══ Article ══
So how do I decide what to write about, what to be interested in? I kind of let things interest me and also I keep an open mind because, like, sometimes the things that you find interesting are quite surprising to you, you know, you just wouldn’t have thought something was interesting. I mean we get…I’m a journalist on the Guardian so I get hundreds of press releases a day about things I find anti-interesting, that’s the way I would say it, which is that none of those things I’m told are interesting by other people are interesting to me. Things that I find interesting are almost things that sell themselves, no one needs to tell me they’re interesting. It’s a bit of a confusing answer, isn’t it?
So I think to myself, does anyone else want to know about this? Actually, here’s a good definition of journalism, actually, journalism is, one old time hack once told me, it’s basically professionalised gossip. What does that mean? It means that you’ve learnt something, you’ve found something out, and you want to tell someone else. That’s what gossip is and that’s essentially what journalism is. If you don’t want to learn something then it’s not interesting anyway, but say you’ve learnt it and you don’t want to tell someone else about it, well that’s just a secret, so that’s not journalism either. So journalism is…you have to have both bits, and that’s what we want to do, we want to find stuff out and sometimes, I have to say, it means things that that person who you’re finding it out from doesn’t want you to tell someone else but then you have to think, well, is that in the public interest, is that in the wider interest, so we do have this other role as well.
═══
══ Provided data ══
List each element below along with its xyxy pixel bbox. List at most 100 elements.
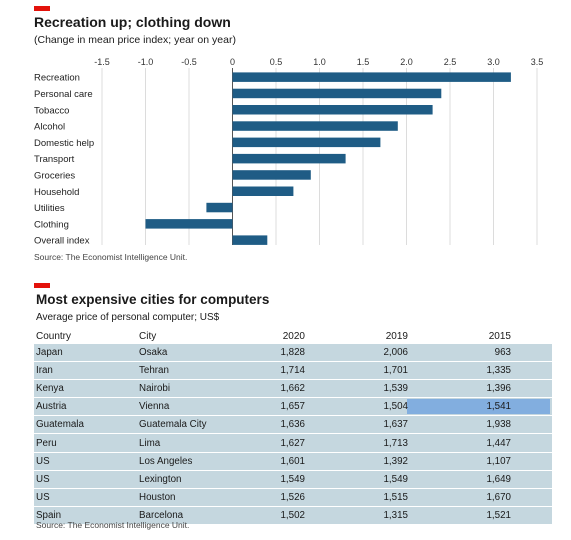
- cell-city: Barcelona: [139, 509, 184, 521]
- category-label: Alcohol: [34, 122, 65, 133]
- cell-2020: 1,502: [280, 509, 305, 521]
- bar: [232, 137, 381, 148]
- bar: [206, 202, 233, 213]
- x-tick-label: 0.5: [270, 57, 283, 67]
- cell-city: Los Angeles: [139, 455, 193, 467]
- x-tick-label: 3.0: [487, 57, 500, 67]
- table-row: Kenya Nairobi 1,662 1,539 1,396: [34, 379, 552, 398]
- cell-2015: 1,335: [486, 365, 511, 377]
- category-label: Domestic help: [34, 138, 94, 149]
- x-tick-label: -1.5: [94, 57, 110, 67]
- category-label: Groceries: [34, 170, 75, 181]
- cell-city: Tehran: [139, 365, 169, 377]
- x-tick-label: -0.5: [181, 57, 197, 67]
- table-row: Spain Barcelona 1,502 1,315 1,521: [34, 505, 552, 524]
- x-tick-label: 0: [230, 57, 235, 67]
- cell-country: Japan: [36, 347, 63, 359]
- chart-subtitle: (Change in mean price index; year on yea…: [34, 34, 236, 46]
- cell-2015: 963: [494, 347, 511, 359]
- table-row: US Houston 1,526 1,515 1,670: [34, 487, 552, 506]
- brand-tag-table: [34, 283, 50, 288]
- cell-highlight: [407, 399, 550, 415]
- category-label: Transport: [34, 154, 75, 165]
- cell-2015: 1,541: [486, 401, 511, 413]
- cell-city: Osaka: [139, 347, 168, 359]
- category-label: Household: [34, 187, 79, 198]
- category-label: Clothing: [34, 219, 69, 230]
- cell-city: Vienna: [139, 401, 170, 413]
- cell-2020: 1,657: [280, 401, 305, 413]
- cell-city: Lexington: [139, 473, 182, 485]
- category-label: Tobacco: [34, 105, 69, 116]
- bar: [232, 72, 511, 82]
- x-tick-label: 2.5: [444, 57, 457, 67]
- x-tick-label: 1.0: [313, 57, 326, 67]
- cell-2019: 1,515: [383, 491, 408, 503]
- category-label: Overall index: [34, 236, 90, 247]
- cell-2019: 1,701: [383, 365, 408, 377]
- cell-country: Peru: [36, 437, 57, 449]
- cell-2015: 1,670: [486, 491, 511, 503]
- table-row: Japan Osaka 1,828 2,006 963: [34, 344, 552, 362]
- bar: [232, 186, 294, 196]
- cell-country: Guatemala: [36, 419, 84, 431]
- cell-2020: 1,601: [280, 455, 305, 467]
- price-table: Country City 2020 2019 2015 Japan Osaka 1,…: [34, 328, 552, 524]
- cell-city: Lima: [139, 437, 161, 449]
- cell-2015: 1,107: [486, 455, 511, 467]
- table-header: Country City 2020 2019 2015: [34, 328, 552, 344]
- cell-2020: 1,828: [280, 347, 305, 359]
- cell-2015: 1,938: [486, 419, 511, 431]
- cell-country: Kenya: [36, 383, 64, 395]
- cell-2020: 1,549: [280, 473, 305, 485]
- cell-2019: 2,006: [383, 347, 408, 359]
- chart-source: Source: The Economist Intelligence Unit.: [34, 252, 188, 262]
- bar: [232, 153, 346, 164]
- cell-country: Iran: [36, 365, 53, 377]
- bar: [232, 170, 311, 180]
- x-tick-label: -1.0: [138, 57, 154, 67]
- table-row: US Lexington 1,549 1,549 1,649: [34, 469, 552, 488]
- category-label: Utilities: [34, 203, 65, 214]
- bar: [232, 121, 398, 131]
- bar: [232, 235, 268, 245]
- table-row: Guatemala Guatemala City 1,636 1,637 1,938: [34, 415, 552, 434]
- table-title: Most expensive cities for computers: [36, 292, 270, 307]
- table-row: Austria Vienna 1,657 1,504 1,541: [34, 397, 552, 416]
- col-2019: 2019: [385, 330, 408, 342]
- table-row: Iran Tehran 1,714 1,701 1,335: [34, 361, 552, 380]
- brand-tag: [34, 6, 50, 11]
- table-row: US Los Angeles 1,601 1,392 1,107: [34, 451, 552, 470]
- cell-country: US: [36, 473, 50, 485]
- bar-chart: -1.5 -1.0 -0.5 0 0.5 1.0 1.5 2.0 2.5 3.0 3.5 Recrea…: [34, 57, 544, 247]
- col-city: City: [139, 330, 157, 342]
- cell-2019: 1,504: [383, 401, 408, 413]
- col-2015: 2015: [488, 330, 511, 342]
- chart-title: Recreation up; clothing down: [34, 14, 231, 30]
- cell-2015: 1,521: [486, 509, 511, 521]
- cell-2020: 1,526: [280, 491, 305, 503]
- col-2020: 2020: [282, 330, 305, 342]
- cell-country: Austria: [36, 401, 67, 413]
- cell-country: US: [36, 455, 50, 467]
- x-tick-label: 1.5: [357, 57, 370, 67]
- cell-2019: 1,549: [383, 473, 408, 485]
- cell-2015: 1,649: [486, 473, 511, 485]
- table-row: Peru Lima 1,627 1,713 1,447: [34, 433, 552, 452]
- col-country: Country: [36, 330, 72, 342]
- x-tick-label: 2.0: [400, 57, 413, 67]
- cell-2019: 1,392: [383, 455, 408, 467]
- cell-2019: 1,713: [383, 437, 408, 449]
- cell-country: US: [36, 491, 50, 503]
- table-subtitle: Average price of personal computer; US$: [36, 312, 220, 323]
- cell-2020: 1,627: [280, 437, 305, 449]
- cell-city: Nairobi: [139, 383, 171, 395]
- cell-2020: 1,636: [280, 419, 305, 431]
- cell-country: Spain: [36, 509, 62, 521]
- table-body: Japan Osaka 1,828 2,006 963 Iran Tehran 1,714 1,…: [34, 344, 552, 524]
- bar: [232, 88, 442, 99]
- cell-2019: 1,315: [383, 509, 408, 521]
- category-label: Recreation: [34, 73, 80, 84]
- bar: [145, 219, 233, 229]
- x-tick-label: 3.5: [531, 57, 544, 67]
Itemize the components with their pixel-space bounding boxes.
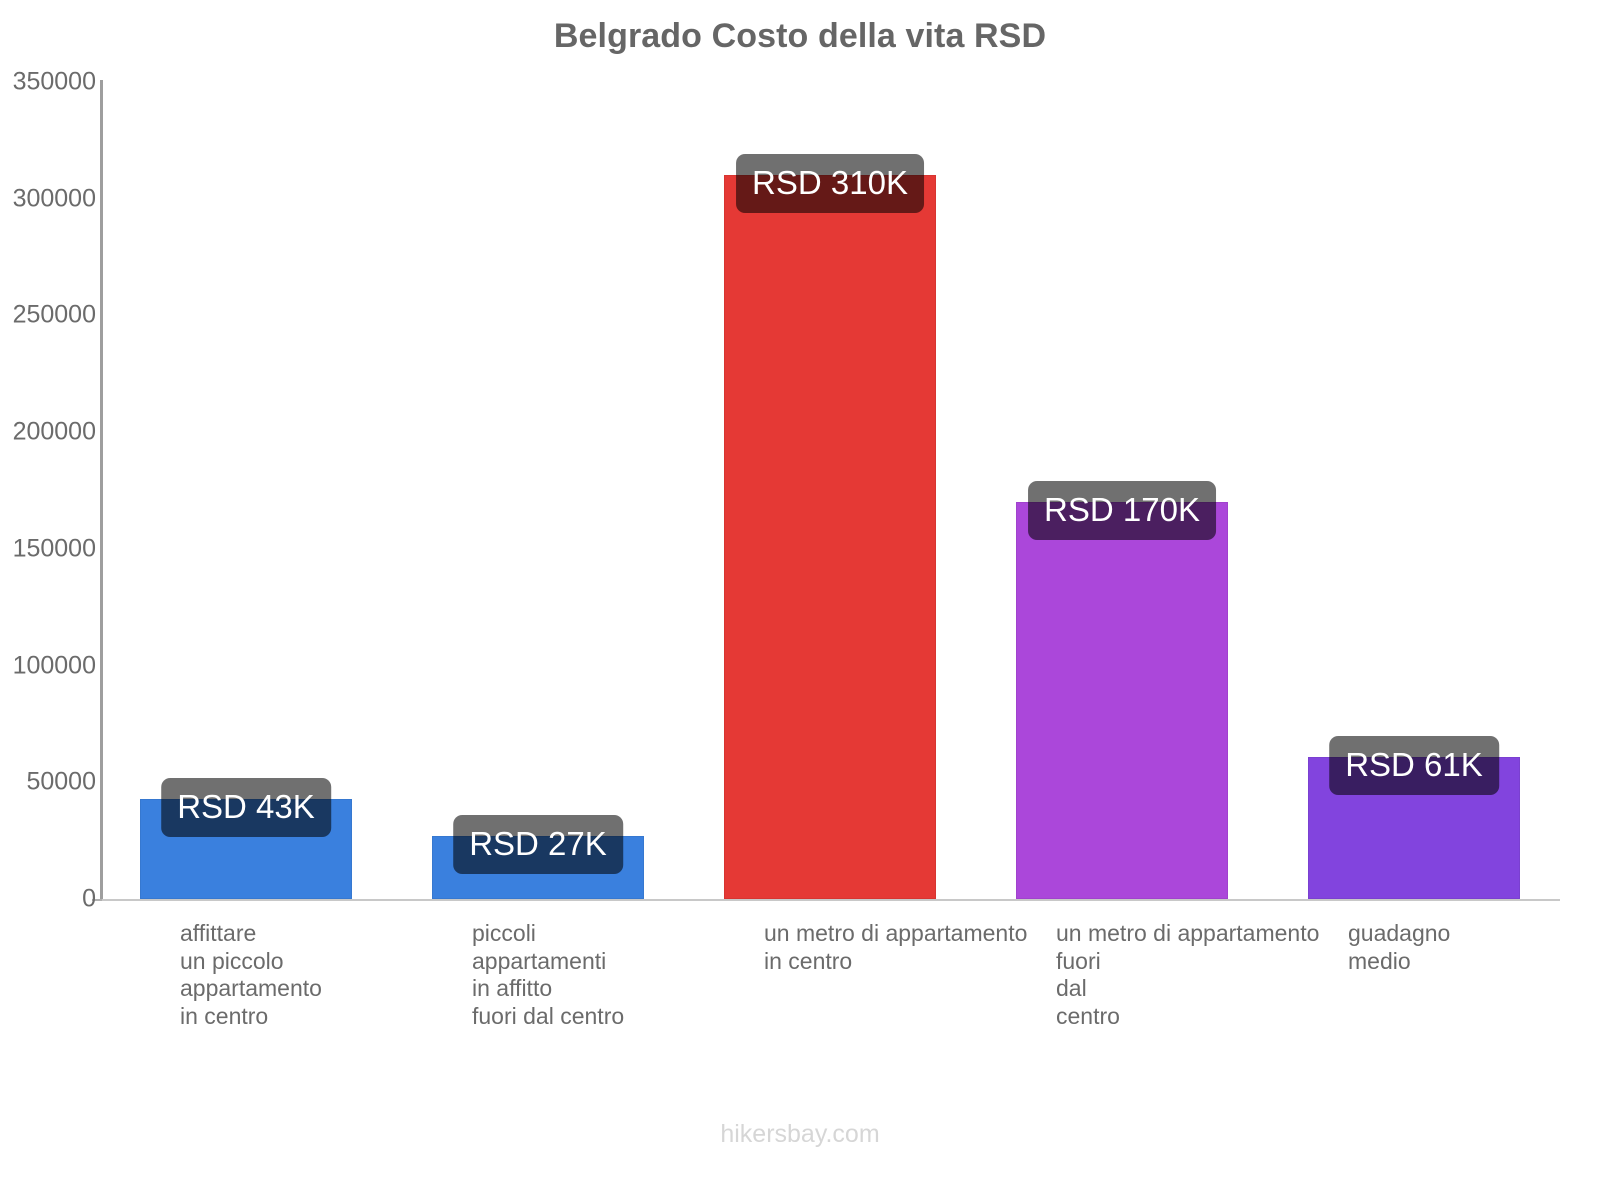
bar-value-label: RSD 61K [1329,735,1499,795]
x-axis-category-label: un metro di appartamento fuori dal centr… [1056,920,1320,1029]
bar-value-label: RSD 170K [1028,481,1216,541]
y-axis-tick-label: 200000 [12,417,96,446]
x-axis-category-label: affittare un piccolo appartamento in cen… [180,920,322,1029]
x-axis-line [100,899,1560,901]
bar[interactable] [724,175,936,899]
y-axis-zero-tick [92,899,102,901]
y-axis-tick-label: 150000 [12,534,96,563]
x-axis-category-label: un metro di appartamento in centro [764,920,1028,974]
y-axis-tick-label: 0 [82,884,96,913]
x-axis-category-label: piccoli appartamenti in affitto fuori da… [472,920,625,1029]
plot-area: RSD 43K RSD 27K RSD 310K RSD 170K RSD 61K [100,82,1560,899]
y-axis-tick-label: 100000 [12,651,96,680]
watermark-text: hikersbay.com [720,1120,880,1148]
y-axis-tick-label: 350000 [12,67,96,96]
y-axis-tick-labels: 0 50000 100000 150000 200000 250000 300000 3500… [0,0,96,1200]
y-axis-tick-label: 50000 [26,767,96,796]
y-axis-line [100,80,103,901]
chart-title: Belgrado Costo della vita RSD [553,17,1047,55]
y-axis-tick-label: 250000 [12,300,96,329]
bar[interactable] [1016,502,1228,899]
y-axis-tick-label: 300000 [12,184,96,213]
bar-value-label: RSD 27K [453,814,623,874]
x-axis-category-label: guadagno medio [1348,920,1451,974]
bar-value-label: RSD 43K [161,777,331,837]
bar-value-label: RSD 310K [736,154,924,214]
═══
→ Instructions:
A – Answer these questions about the transcript, one answer per line:
(i) Which newspaper does the speaker say they work for?
(ii) According to the old-time hack the speaker quotes, what is journalism basically?
(iii) What does the speaker call something you have learned but do not want to tell anyone else?
B – In the entries, reproduce word for word the stretch from the line containing "bar-value-label: RSD 61K [1329,735,1499,795]" through the line containing "x-axis-category-label: affittare un".

→ Task-by-task answers:
A –
(i) The Guardian.
(ii) Professionalised gossip.
(iii) A secret.

B –
bar-value-label: RSD 61K [1329,735,1499,795]
x-axis-category-label: un metro di appartamento fuori dal centr… [1056,920,1320,1029]
bar-value-label: RSD 170K [1028,481,1216,541]
y-axis-tick-label: 200000 [12,417,96,446]
x-axis-category-label: affittare un piccolo appartamento in cen… [180,920,322,1029]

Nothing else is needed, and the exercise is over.